Find each line containing the word "Political" and report how many there are. Add nothing else.

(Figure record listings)
++++++++

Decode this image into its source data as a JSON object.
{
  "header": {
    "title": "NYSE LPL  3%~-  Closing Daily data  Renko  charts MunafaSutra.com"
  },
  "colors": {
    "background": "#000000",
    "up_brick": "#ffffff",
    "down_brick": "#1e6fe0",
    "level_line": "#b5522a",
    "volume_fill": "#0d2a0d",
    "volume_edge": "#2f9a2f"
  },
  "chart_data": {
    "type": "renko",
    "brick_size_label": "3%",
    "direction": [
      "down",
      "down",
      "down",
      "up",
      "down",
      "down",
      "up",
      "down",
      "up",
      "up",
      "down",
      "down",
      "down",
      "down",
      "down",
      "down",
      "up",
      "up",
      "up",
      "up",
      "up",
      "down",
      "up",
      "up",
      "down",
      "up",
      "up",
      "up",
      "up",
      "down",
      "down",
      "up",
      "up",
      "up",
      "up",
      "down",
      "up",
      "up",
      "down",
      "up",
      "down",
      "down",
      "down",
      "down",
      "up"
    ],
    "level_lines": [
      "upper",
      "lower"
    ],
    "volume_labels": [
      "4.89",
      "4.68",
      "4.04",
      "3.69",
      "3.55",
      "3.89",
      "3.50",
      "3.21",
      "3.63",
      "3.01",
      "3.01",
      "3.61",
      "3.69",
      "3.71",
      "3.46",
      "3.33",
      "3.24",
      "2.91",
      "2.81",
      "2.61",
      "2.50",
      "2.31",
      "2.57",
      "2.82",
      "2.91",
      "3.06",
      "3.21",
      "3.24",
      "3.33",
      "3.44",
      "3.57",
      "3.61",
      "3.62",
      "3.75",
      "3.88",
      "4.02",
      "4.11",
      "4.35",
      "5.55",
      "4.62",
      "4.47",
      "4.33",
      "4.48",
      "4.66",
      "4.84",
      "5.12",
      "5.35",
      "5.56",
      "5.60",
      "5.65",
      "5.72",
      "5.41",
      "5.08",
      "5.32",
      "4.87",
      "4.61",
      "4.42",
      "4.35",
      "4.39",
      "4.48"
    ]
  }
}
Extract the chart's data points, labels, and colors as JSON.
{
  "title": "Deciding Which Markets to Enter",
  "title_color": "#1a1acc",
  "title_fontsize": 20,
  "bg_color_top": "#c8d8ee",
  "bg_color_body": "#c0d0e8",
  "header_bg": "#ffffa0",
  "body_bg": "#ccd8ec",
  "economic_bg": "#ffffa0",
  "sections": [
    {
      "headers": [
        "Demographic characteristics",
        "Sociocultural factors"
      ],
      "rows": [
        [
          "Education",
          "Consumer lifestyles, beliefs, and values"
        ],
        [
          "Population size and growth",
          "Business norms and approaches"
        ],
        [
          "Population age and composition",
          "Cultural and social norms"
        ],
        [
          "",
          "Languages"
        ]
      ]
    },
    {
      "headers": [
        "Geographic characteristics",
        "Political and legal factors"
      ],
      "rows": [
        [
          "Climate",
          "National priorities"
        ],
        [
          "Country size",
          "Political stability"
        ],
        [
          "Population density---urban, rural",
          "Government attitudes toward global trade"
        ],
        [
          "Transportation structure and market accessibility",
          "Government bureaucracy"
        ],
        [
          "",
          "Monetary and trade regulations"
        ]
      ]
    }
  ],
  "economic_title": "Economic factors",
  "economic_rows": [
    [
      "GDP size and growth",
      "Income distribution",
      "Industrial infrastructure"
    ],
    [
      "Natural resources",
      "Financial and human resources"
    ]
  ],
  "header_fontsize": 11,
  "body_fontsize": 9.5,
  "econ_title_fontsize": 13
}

++++++++

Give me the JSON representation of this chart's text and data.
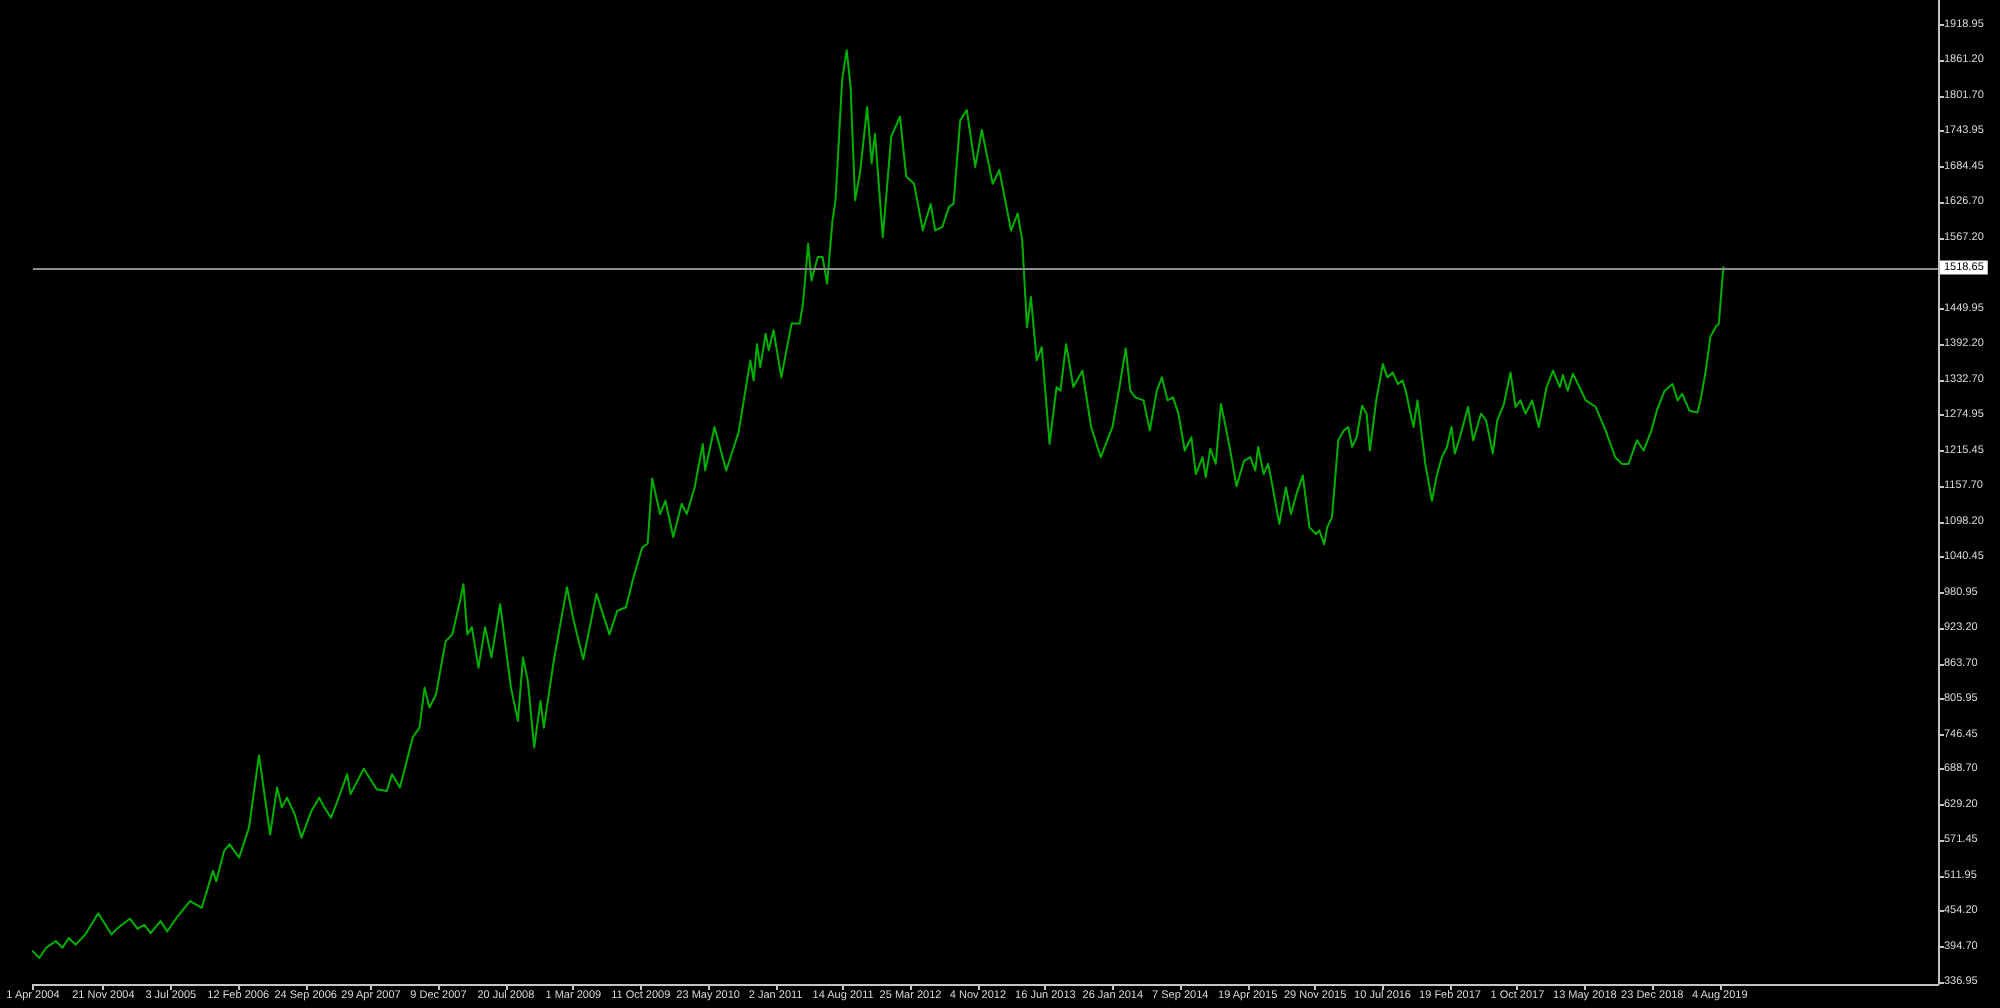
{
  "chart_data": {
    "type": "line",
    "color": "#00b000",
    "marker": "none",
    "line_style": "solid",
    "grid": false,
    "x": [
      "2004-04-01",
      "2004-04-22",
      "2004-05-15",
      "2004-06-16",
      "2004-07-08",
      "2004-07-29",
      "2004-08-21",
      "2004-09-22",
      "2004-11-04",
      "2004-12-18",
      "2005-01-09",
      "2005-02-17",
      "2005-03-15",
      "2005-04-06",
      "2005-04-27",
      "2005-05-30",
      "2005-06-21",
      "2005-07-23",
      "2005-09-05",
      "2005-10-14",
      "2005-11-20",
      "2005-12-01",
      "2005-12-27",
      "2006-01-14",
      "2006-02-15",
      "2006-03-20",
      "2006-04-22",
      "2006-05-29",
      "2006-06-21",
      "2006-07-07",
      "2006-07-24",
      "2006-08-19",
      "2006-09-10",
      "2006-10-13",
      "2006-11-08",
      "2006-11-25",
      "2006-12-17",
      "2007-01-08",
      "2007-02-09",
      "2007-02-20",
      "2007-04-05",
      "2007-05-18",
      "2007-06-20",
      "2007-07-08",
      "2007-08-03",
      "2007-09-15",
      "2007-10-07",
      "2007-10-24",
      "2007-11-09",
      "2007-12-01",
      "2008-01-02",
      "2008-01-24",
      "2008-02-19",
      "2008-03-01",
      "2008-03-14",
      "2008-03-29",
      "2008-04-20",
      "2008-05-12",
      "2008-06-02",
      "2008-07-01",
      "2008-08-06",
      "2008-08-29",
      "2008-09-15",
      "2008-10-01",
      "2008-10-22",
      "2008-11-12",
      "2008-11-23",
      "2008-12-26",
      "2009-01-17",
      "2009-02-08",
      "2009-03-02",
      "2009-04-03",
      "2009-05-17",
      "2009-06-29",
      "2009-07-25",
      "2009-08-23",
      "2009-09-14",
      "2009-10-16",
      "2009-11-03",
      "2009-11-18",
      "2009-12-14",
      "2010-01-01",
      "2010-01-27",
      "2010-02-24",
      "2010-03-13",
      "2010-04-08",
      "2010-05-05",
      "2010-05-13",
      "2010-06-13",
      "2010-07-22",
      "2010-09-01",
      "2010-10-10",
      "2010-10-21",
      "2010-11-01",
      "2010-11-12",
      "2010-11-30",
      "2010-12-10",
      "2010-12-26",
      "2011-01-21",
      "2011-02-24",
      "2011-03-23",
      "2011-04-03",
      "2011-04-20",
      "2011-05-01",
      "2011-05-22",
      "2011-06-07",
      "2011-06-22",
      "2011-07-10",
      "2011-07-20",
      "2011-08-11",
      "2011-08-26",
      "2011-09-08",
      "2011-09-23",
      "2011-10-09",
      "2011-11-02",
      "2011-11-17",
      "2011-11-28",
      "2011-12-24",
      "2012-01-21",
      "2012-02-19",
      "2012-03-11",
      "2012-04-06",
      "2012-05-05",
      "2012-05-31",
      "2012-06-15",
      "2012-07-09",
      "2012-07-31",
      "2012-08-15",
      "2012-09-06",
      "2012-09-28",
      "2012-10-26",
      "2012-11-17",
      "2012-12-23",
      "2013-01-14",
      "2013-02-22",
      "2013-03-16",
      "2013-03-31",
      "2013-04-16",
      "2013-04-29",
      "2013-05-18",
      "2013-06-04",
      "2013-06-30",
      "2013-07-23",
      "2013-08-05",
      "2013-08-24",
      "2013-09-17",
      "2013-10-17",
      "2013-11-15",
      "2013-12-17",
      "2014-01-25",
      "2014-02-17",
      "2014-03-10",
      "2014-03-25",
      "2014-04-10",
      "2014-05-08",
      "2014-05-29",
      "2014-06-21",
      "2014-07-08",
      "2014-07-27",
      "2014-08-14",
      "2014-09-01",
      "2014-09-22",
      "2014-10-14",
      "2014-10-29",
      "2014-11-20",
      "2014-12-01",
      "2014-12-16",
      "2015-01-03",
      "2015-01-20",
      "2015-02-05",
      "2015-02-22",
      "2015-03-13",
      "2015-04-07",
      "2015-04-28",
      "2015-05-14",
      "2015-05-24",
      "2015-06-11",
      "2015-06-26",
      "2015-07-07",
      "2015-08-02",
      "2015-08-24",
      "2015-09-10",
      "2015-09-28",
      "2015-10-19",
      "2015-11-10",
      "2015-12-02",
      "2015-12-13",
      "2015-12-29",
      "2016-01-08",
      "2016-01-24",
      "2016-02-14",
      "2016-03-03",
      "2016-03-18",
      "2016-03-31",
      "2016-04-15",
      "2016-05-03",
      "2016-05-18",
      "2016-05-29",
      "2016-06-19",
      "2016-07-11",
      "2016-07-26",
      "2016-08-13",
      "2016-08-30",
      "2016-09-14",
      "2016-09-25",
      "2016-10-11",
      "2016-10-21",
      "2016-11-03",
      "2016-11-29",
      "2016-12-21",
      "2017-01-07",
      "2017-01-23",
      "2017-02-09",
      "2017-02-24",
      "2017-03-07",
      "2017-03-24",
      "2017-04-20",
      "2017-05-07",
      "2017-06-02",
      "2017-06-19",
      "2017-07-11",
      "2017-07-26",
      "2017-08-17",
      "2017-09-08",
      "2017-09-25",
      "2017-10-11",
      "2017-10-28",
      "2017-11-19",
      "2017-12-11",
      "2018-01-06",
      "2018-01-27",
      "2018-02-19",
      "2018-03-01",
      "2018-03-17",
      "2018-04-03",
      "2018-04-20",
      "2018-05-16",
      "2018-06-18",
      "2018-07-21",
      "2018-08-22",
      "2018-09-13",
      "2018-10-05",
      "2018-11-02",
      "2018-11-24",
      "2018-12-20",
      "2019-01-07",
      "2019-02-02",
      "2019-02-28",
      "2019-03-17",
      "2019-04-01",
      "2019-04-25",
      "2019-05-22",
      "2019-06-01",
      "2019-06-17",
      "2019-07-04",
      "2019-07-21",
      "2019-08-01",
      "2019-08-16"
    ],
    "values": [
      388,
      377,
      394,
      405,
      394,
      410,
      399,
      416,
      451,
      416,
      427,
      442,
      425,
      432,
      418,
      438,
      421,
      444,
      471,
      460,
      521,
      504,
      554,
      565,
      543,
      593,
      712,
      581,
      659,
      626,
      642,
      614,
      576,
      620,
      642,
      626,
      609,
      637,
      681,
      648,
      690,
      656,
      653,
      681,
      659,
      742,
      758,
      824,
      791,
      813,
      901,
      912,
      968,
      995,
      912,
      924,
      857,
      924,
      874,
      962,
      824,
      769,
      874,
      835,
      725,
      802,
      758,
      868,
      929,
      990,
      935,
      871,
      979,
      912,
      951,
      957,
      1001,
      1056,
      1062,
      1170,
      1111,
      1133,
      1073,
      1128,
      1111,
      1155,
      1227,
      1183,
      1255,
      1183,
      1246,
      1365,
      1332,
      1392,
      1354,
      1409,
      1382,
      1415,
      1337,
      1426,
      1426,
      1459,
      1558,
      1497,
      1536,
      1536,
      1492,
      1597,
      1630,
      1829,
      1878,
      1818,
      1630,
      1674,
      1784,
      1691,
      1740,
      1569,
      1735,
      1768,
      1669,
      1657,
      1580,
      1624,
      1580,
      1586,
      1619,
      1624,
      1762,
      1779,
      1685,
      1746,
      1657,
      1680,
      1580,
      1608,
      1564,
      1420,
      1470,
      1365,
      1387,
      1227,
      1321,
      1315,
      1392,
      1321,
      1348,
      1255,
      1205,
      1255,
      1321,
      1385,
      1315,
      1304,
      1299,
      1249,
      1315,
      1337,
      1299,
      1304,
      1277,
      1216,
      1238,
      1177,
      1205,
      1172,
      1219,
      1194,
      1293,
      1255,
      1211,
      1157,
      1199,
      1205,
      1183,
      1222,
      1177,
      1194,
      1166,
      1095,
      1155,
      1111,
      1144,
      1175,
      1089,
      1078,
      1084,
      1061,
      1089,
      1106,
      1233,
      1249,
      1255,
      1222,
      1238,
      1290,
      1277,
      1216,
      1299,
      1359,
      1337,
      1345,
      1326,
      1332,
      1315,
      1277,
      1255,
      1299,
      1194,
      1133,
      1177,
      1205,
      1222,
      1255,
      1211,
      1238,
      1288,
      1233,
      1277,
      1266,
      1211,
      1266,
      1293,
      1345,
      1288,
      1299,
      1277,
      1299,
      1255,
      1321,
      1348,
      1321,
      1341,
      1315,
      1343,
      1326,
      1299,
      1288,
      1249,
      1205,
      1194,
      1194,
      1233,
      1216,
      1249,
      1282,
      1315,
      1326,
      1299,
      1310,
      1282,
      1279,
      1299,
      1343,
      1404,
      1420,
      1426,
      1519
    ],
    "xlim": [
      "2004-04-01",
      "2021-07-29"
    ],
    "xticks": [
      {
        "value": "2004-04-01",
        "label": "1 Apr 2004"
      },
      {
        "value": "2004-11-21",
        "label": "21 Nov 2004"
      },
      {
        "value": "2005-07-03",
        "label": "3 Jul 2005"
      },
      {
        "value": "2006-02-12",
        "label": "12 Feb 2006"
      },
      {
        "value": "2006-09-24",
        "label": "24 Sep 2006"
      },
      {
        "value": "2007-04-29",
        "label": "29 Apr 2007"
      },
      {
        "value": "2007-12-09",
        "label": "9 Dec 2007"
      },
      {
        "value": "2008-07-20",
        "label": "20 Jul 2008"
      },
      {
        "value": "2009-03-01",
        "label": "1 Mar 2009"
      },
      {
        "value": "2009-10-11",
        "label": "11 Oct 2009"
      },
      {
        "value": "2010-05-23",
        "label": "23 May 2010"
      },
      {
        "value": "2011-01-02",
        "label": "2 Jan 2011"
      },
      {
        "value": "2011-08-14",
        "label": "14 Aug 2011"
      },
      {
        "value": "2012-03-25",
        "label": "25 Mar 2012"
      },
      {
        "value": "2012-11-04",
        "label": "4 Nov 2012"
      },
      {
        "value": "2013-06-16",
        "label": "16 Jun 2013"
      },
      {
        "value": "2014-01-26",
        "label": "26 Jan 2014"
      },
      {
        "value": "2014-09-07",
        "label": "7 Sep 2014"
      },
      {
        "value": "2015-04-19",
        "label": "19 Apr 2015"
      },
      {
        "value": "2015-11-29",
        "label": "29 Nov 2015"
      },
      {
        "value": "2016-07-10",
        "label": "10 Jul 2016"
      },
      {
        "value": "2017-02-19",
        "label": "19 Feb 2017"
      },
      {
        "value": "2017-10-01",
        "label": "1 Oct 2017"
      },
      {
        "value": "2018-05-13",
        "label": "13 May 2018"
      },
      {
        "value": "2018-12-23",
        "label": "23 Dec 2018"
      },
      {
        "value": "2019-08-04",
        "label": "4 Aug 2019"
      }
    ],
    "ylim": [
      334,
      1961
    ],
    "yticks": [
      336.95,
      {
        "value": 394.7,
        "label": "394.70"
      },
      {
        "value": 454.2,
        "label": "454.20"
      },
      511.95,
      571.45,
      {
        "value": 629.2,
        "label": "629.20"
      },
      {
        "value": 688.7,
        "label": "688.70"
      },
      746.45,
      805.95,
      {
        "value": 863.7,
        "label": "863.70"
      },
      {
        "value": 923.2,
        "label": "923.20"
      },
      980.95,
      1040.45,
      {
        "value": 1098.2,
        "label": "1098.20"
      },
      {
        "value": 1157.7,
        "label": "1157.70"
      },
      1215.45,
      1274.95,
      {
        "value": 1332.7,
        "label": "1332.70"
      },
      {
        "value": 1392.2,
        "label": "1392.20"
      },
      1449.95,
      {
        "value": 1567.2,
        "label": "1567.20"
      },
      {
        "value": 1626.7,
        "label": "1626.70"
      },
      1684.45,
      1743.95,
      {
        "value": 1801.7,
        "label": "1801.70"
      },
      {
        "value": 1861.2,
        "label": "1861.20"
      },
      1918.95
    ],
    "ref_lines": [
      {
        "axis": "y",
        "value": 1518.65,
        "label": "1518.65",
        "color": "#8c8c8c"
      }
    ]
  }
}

++++++++

▶ _Written answer_
2